======== Records for this task

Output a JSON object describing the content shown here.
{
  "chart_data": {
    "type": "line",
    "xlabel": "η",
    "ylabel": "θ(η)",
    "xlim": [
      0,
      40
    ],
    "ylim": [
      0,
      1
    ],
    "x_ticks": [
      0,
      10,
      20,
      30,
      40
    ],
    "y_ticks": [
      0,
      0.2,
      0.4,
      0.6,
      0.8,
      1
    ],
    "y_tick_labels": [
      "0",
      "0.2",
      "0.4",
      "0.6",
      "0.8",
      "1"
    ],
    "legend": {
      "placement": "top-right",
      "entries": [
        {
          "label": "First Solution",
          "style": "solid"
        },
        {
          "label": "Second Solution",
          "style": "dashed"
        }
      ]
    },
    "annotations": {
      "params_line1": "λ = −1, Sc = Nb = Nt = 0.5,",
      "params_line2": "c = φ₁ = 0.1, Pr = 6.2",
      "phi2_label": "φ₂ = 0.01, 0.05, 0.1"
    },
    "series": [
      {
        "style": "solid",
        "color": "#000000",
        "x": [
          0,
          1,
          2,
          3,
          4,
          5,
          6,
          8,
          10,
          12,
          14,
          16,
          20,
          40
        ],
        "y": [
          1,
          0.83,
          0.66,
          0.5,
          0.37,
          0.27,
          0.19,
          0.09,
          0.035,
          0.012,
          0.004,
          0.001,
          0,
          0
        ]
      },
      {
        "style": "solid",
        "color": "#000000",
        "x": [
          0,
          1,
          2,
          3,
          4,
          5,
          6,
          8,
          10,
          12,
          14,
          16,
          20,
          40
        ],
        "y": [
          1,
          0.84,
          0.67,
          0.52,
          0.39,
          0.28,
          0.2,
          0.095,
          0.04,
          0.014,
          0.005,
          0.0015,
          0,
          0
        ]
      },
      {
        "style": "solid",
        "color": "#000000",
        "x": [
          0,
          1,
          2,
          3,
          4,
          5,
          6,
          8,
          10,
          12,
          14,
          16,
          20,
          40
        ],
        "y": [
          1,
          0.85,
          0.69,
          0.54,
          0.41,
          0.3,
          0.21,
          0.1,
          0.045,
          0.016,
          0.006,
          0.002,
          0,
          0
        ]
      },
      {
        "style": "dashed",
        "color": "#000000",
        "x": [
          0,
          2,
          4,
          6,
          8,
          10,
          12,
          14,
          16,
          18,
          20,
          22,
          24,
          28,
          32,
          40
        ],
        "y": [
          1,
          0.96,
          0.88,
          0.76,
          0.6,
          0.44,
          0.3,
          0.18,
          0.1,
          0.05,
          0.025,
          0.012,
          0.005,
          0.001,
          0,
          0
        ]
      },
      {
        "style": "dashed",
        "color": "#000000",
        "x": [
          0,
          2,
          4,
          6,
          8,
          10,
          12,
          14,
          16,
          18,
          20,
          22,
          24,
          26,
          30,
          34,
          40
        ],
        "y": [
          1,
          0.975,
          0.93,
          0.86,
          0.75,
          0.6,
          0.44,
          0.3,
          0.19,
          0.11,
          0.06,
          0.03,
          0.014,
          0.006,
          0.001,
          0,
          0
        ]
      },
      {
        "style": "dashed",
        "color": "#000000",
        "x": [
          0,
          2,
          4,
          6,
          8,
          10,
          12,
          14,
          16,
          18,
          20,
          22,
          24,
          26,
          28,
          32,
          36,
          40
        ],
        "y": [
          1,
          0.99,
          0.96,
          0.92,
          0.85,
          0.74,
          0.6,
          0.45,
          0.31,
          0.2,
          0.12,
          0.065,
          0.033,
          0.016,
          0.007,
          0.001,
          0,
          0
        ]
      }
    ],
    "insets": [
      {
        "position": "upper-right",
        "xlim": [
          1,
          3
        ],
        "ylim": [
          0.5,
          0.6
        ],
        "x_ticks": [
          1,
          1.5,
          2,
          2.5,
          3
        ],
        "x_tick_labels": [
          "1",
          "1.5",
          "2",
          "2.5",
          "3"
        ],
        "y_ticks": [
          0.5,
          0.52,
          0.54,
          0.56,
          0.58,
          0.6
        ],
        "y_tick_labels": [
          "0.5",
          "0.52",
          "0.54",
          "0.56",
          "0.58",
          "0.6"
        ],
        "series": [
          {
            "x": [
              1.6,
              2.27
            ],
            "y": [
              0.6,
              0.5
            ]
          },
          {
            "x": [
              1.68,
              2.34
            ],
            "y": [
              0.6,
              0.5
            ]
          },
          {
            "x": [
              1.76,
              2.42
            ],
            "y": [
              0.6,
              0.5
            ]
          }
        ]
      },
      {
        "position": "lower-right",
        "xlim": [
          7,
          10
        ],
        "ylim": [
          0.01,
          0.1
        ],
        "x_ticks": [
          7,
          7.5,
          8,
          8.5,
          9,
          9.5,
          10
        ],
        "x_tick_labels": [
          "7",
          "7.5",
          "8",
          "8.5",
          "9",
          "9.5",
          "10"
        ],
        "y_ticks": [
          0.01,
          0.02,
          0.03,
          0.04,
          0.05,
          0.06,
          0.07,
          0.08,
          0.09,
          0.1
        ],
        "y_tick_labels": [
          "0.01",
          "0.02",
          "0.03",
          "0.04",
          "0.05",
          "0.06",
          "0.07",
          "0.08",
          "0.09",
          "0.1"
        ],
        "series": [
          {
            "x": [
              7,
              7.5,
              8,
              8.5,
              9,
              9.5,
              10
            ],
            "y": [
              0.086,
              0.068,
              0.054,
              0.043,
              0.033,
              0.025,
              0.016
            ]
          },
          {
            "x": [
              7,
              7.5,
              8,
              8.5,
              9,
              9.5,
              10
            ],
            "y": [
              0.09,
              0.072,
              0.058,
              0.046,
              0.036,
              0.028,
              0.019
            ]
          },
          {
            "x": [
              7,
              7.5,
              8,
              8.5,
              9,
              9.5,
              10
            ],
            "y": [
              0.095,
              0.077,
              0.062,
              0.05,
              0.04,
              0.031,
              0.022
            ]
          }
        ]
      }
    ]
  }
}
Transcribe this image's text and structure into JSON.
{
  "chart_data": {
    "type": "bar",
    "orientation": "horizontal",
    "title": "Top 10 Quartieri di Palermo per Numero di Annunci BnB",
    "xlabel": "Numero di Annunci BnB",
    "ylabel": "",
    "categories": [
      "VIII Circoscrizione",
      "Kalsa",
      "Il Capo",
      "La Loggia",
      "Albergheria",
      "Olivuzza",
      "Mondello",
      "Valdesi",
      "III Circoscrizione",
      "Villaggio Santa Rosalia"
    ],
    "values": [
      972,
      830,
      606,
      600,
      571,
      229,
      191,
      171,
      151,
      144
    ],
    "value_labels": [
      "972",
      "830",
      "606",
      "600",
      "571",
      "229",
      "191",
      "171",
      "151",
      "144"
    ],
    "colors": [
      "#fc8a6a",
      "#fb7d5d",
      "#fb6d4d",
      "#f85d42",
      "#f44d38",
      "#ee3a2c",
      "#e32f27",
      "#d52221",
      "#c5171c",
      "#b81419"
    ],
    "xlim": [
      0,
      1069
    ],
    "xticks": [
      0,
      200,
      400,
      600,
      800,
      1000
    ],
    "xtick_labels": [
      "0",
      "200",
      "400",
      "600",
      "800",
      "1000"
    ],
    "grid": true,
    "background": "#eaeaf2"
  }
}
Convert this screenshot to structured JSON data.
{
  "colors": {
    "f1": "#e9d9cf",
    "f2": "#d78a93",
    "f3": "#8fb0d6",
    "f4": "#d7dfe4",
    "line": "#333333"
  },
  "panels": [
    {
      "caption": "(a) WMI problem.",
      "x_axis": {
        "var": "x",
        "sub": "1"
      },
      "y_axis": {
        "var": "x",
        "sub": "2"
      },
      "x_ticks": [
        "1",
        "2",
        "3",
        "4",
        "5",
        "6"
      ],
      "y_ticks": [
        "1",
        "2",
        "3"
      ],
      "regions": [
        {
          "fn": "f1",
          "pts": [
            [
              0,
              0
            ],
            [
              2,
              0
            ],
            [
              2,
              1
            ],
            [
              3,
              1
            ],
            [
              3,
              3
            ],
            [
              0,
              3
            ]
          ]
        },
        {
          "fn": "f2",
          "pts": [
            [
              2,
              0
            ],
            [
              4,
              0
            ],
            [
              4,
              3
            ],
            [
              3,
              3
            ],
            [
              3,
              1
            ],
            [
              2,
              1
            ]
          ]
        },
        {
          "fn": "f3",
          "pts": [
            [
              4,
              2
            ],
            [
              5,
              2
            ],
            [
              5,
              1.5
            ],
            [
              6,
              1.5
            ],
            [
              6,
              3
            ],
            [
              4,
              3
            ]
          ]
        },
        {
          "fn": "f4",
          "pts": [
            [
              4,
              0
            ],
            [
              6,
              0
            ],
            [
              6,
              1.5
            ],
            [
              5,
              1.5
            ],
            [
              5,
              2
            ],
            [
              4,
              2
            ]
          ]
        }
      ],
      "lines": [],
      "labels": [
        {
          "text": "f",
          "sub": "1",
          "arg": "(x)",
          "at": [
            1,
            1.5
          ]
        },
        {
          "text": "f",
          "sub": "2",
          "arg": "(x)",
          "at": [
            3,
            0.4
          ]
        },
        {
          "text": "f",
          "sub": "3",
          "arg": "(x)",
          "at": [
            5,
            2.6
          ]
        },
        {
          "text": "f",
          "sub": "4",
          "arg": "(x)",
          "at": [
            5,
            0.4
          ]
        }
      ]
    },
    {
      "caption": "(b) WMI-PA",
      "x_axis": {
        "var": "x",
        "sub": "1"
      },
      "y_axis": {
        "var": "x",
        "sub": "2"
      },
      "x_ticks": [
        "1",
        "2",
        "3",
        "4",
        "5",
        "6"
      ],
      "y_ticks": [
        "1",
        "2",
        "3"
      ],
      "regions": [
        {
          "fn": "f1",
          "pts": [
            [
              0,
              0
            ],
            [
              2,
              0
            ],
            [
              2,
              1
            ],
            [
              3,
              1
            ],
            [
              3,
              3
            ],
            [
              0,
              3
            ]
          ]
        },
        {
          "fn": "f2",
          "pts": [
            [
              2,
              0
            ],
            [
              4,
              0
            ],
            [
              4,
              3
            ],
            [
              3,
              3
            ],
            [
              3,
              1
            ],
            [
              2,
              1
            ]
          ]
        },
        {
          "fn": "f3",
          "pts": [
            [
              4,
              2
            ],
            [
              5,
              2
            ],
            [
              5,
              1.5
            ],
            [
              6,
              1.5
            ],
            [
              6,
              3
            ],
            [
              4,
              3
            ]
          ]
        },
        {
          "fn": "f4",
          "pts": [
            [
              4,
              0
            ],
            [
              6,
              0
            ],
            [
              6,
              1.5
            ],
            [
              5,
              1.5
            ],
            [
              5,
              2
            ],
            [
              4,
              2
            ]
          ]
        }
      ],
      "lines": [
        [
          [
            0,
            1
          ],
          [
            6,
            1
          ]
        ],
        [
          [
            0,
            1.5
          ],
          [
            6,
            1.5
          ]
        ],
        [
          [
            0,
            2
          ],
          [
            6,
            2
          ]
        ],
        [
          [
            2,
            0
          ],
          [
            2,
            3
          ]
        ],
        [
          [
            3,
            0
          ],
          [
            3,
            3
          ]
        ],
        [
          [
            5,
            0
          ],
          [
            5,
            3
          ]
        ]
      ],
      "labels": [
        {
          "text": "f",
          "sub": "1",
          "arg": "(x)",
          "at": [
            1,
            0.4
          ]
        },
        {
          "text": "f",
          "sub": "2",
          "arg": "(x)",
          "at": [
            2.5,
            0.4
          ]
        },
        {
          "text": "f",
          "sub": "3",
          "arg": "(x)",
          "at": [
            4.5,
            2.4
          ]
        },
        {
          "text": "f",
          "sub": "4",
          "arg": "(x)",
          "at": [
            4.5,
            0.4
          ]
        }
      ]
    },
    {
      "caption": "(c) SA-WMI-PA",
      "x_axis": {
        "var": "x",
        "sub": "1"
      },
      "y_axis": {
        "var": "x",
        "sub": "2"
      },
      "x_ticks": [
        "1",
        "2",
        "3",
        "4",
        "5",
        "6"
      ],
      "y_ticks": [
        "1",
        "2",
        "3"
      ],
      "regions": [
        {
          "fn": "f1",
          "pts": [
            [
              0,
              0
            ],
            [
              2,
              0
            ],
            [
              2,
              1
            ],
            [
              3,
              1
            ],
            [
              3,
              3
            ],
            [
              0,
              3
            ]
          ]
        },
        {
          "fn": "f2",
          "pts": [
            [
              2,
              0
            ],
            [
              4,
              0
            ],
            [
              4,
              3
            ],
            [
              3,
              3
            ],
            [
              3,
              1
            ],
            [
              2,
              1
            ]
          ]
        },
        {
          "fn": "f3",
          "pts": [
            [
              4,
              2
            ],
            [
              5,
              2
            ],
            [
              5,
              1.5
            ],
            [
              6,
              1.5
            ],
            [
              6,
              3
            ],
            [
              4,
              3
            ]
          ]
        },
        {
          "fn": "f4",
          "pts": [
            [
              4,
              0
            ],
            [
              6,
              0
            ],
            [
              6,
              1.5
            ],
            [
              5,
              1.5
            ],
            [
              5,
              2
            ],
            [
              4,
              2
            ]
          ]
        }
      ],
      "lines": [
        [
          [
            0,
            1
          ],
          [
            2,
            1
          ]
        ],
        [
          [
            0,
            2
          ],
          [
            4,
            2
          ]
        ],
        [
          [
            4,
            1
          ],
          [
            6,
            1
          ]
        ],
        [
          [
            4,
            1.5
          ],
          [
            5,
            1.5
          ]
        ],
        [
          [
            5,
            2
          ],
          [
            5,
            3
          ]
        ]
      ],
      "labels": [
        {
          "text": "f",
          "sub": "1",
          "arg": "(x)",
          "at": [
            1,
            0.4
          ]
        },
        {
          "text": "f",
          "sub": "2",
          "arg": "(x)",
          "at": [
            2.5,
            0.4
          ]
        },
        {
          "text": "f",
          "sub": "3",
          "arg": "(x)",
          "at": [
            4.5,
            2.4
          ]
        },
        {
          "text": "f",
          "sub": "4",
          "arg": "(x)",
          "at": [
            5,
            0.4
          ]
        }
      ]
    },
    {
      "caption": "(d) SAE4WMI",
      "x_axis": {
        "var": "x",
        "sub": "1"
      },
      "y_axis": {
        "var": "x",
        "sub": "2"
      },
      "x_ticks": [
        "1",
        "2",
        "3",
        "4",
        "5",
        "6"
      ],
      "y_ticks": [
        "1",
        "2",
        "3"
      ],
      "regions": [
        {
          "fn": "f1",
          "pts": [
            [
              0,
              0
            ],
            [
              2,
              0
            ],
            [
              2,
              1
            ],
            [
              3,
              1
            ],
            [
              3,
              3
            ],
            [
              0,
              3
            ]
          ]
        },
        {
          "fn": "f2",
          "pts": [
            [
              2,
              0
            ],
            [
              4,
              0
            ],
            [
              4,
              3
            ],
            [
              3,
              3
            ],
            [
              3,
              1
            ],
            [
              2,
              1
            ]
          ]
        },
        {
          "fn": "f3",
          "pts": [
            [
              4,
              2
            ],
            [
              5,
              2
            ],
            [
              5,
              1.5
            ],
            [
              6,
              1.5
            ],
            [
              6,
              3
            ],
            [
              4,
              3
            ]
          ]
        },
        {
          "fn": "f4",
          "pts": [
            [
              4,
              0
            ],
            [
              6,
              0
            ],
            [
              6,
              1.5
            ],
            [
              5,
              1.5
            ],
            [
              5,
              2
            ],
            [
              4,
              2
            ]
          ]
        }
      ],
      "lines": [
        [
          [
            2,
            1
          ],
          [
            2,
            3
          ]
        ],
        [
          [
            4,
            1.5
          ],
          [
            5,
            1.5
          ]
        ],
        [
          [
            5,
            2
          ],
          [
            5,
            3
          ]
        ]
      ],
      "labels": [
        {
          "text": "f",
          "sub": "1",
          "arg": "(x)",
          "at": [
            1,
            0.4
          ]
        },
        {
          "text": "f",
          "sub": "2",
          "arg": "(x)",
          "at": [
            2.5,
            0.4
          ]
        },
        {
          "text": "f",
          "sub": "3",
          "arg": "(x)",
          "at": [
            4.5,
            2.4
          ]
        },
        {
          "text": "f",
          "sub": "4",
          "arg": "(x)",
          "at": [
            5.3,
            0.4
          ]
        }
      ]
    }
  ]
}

================

To do
Scan the listing above and identify each line holding the string "right"; copy every such line.

Task answer
      "placement": "top-right",
        "position": "upper-right",
        "position": "lower-right",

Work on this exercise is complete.